Testo del documento =

┏━━

Nichelino - A causa dell'ondata di caldo eccezionale, del rialzo delle temperature e dei numerosi roghi che stanno interessando il territorio piemontese, la Regione Piemonte ha dichiarato
dall’8 luglio lo stato di massima pericolosità per gli incendi boschivi. La decisione si fonda sulle rilevazioni del bollettino del Centro funzionale di Arpa Piemonte, che evidenzia condizioni climatiche critiche capaci di mettere a dura prova l'intero sistema di risposta agli incendi.
Il dispositivo della Protezione civile e l'apparato antincendio boschivo sono attivi a pieno ritmo.
L'attenzione resta particolarmente alta anche nelle aree verdi e protette della regione, come il Parco naturale di Stupinigi e il Parco Miraflores, noto come il Boschetto di Nichelino. Queste zone, molto frequentate e ricche di vegetazione a ridosso dei centri urbani, rappresentano contesti delicati in cui la presenza di materiale vegetale secco e le alte temperature aumentano sensibilmente il rischio di propagazione delle fiamme.

┗━━

Record forniti =

┏━━

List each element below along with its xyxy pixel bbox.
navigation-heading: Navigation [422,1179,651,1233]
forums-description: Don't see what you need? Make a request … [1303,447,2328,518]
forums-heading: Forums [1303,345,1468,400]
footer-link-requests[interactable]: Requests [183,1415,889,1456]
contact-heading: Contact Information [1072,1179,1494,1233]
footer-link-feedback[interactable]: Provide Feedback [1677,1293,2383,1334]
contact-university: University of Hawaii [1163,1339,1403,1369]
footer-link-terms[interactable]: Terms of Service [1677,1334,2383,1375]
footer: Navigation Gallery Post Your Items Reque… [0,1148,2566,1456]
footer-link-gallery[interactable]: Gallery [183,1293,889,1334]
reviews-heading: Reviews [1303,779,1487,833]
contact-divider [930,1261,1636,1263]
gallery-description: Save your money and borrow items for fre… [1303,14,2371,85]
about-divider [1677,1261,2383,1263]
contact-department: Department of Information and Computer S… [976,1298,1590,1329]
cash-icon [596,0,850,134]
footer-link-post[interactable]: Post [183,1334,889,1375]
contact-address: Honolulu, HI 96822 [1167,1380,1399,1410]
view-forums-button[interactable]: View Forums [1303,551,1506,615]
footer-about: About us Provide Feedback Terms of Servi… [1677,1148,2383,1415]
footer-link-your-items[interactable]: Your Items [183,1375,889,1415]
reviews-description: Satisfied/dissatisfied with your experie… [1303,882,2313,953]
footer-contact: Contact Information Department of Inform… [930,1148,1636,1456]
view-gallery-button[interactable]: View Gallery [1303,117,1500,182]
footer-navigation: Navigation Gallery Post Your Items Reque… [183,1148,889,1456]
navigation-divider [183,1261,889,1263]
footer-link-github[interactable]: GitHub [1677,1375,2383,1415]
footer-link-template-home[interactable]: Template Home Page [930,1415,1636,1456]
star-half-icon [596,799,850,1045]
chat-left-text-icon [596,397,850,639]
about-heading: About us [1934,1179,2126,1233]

┗━━

Istruzione operativa = Secondo il testo del documento, da quale data la Regione Piemonte ha dichiarato lo stato di massima pericolosità per gli incendi boschivi?

Risposta = Dall'8 luglio.